▶ _YOUR GOAL_
Determine which lines of the records include the word "奇妙的化学", and copy them.

▶ _EXTRACTED MATERIAL_
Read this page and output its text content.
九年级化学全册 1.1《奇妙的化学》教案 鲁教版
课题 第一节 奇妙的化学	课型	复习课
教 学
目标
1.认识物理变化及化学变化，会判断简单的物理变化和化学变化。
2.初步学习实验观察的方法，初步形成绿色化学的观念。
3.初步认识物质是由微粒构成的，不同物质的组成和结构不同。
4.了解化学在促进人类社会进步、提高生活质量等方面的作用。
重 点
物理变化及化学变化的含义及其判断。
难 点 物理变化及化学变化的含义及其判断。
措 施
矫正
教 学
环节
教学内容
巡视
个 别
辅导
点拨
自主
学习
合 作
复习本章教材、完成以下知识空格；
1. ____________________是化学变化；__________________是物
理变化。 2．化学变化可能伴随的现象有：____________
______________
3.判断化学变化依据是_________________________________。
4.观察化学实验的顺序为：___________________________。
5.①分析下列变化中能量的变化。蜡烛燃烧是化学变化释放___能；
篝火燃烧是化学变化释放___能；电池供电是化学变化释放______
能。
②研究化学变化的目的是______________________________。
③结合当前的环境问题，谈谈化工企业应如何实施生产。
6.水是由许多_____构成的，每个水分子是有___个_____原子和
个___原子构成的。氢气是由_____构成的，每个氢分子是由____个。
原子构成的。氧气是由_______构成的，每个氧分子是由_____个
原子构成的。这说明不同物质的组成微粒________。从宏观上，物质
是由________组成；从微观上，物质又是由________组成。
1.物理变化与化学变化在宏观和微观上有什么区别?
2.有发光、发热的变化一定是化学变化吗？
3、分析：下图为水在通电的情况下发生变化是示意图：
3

▶ _OUTPUT FOR THIS TASK_
九年级化学全册 1.1《奇妙的化学》教案 鲁教版
课题 第一节 奇妙的化学	课型	复习课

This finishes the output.